_What needs to be done_.
Copy each line below that includes "Harmonien".

START Material to process

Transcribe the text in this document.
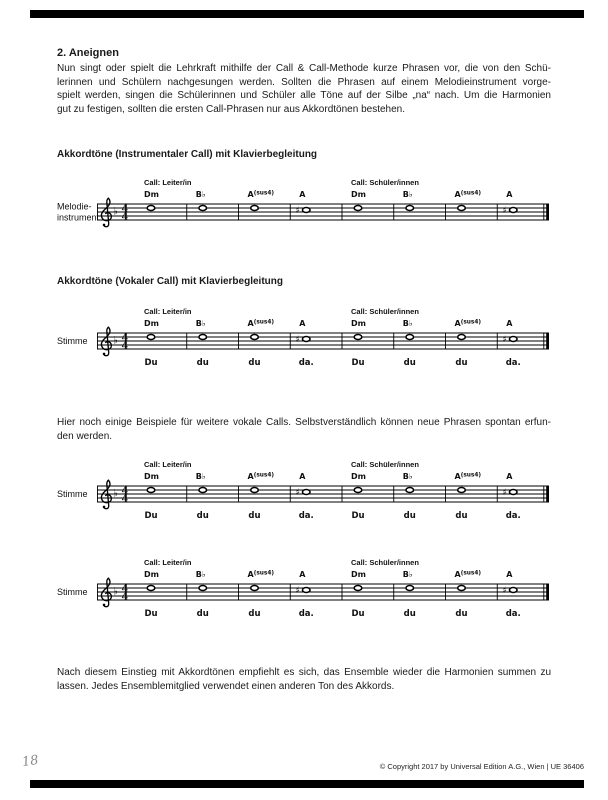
2. Aneignen
Nun singt oder spielt die Lehrkraft mithilfe der Call & Call-Methode kurze Phrasen vor, die von den Schü-
lerinnen und Schülern nachgesungen werden. Sollten die Phrasen auf einem Melodieinstrument vorge-
spielt werden, singen die Schülerinnen und Schüler alle Töne auf der Silbe „na“ nach. Um die Harmonien
gut zu festigen, sollten die ersten Call-Phrasen nur aus Akkordtönen bestehen.
Akkordtöne (Instrumentaler Call) mit Klavierbegleitung
Melodie-
instrument
Call: Leiter/in	Call: Schüler/innen
Dm	B♭	$A^{(sus4)}$	A	Dm	B♭	$A^{(sus4)}$	A
♭ 4
4
♯	♯
Akkordtöne (Vokaler Call) mit Klavierbegleitung
Stimme
Call: Leiter/in	Call: Schüler/innen
Dm	B♭	$A^{(sus4)}$	A	Dm	B♭	$A^{(sus4)}$	A
♭ 4
4
♯	♯
Du	du	du	da.	Du	du	du	da.
Hier noch einige Beispiele für weitere vokale Calls. Selbstverständlich können neue Phrasen spontan erfun-
den werden.
Stimme
Call: Leiter/in	Call: Schüler/innen
Dm	B♭	$A^{(sus4)}$	A	Dm	B♭	$A^{(sus4)}$	A
♭ 4
4
♯	♯
Du	du	du	da.	Du	du	du	da.
Stimme
Call: Leiter/in	Call: Schüler/innen
Dm	B♭	$A^{(sus4)}$	A	Dm	B♭	$A^{(sus4)}$	A
♭ 4
4
♯	♯
Du	du	du	da.	Du	du	du	da.
Nach diesem Einstieg mit Akkordtönen empfiehlt es sich, das Ensemble wieder die Harmonien summen zu
lassen. Jedes Ensemblemitglied verwendet einen anderen Ton des Akkords.
18	© Copyright 2017 by Universal Edition A.G., Wien | UE 36406
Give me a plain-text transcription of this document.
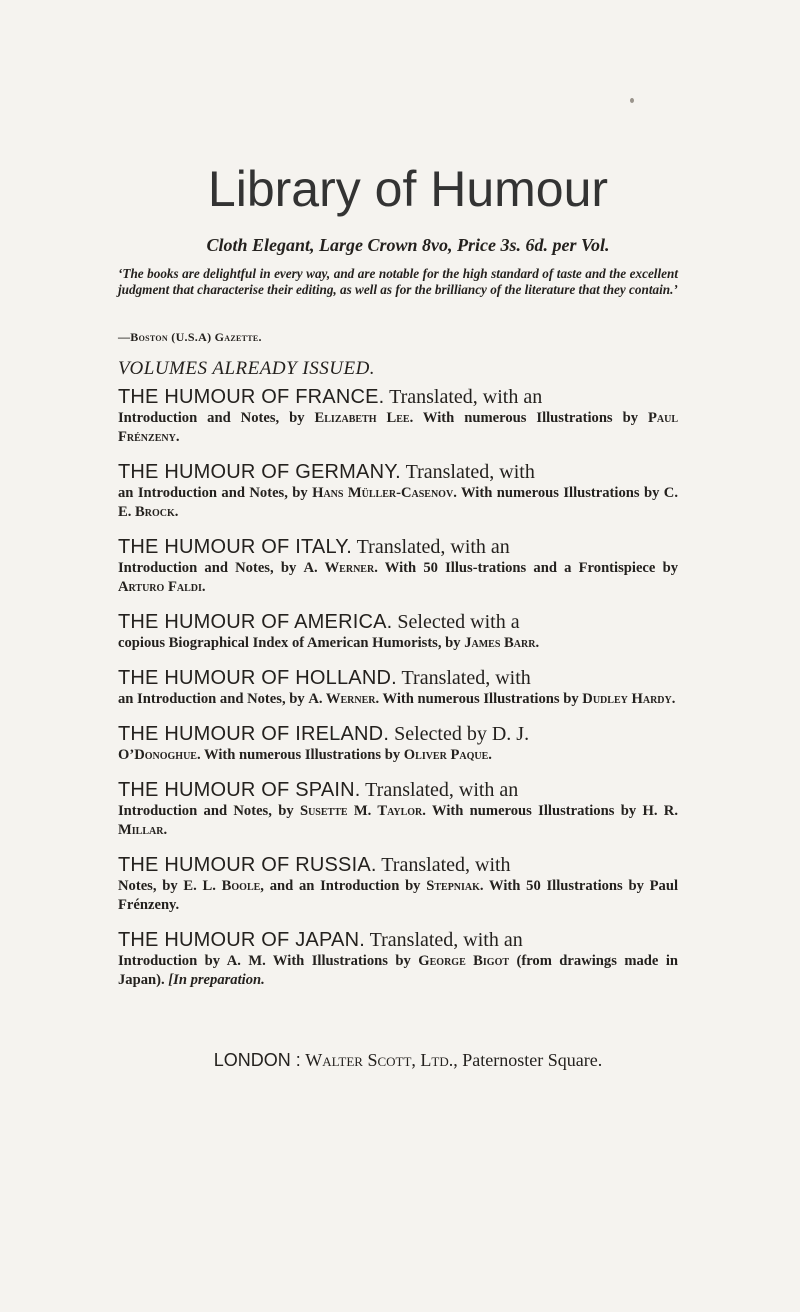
Library of Humour
Cloth Elegant, Large Crown 8vo, Price 3s. 6d. per Vol.
‘The books are delightful in every way, and are notable for the high standard of taste and the excellent judgment that characterise their editing, as well as for the brilliancy of the literature that they contain.’
—Boston (U.S.A) Gazette.
VOLUMES ALREADY ISSUED.
THE HUMOUR OF FRANCE. Translated, with an
Introduction and Notes, by Elizabeth Lee. With numerous Illustrations by Paul Frénzeny.
THE HUMOUR OF GERMANY. Translated, with
an Introduction and Notes, by Hans Müller-Casenov. With numerous Illustrations by C. E. Brock.
THE HUMOUR OF ITALY. Translated, with an
Introduction and Notes, by A. Werner. With 50 Illus-trations and a Frontispiece by Arturo Faldi.
THE HUMOUR OF AMERICA. Selected with a
copious Biographical Index of American Humorists, by James Barr.
THE HUMOUR OF HOLLAND. Translated, with
an Introduction and Notes, by A. Werner. With numerous Illustrations by Dudley Hardy.
THE HUMOUR OF IRELAND. Selected by D. J.
O’Donoghue. With numerous Illustrations by Oliver Paque.
THE HUMOUR OF SPAIN. Translated, with an
Introduction and Notes, by Susette M. Taylor. With numerous Illustrations by H. R. Millar.
THE HUMOUR OF RUSSIA. Translated, with
Notes, by E. L. Boole, and an Introduction by Stepniak. With 50 Illustrations by Paul Frénzeny.
THE HUMOUR OF JAPAN. Translated, with an
Introduction by A. M. With Illustrations by George Bigot (from drawings made in Japan). [In preparation.
LONDON : Walter Scott, Ltd., Paternoster Square.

END Material to process

_In response_.
spielt werden, singen die Schülerinnen und Schüler alle Töne auf der Silbe „na“ nach. Um die Harmonien
Nach diesem Einstieg mit Akkordtönen empfiehlt es sich, das Ensemble wieder die Harmonien summen zu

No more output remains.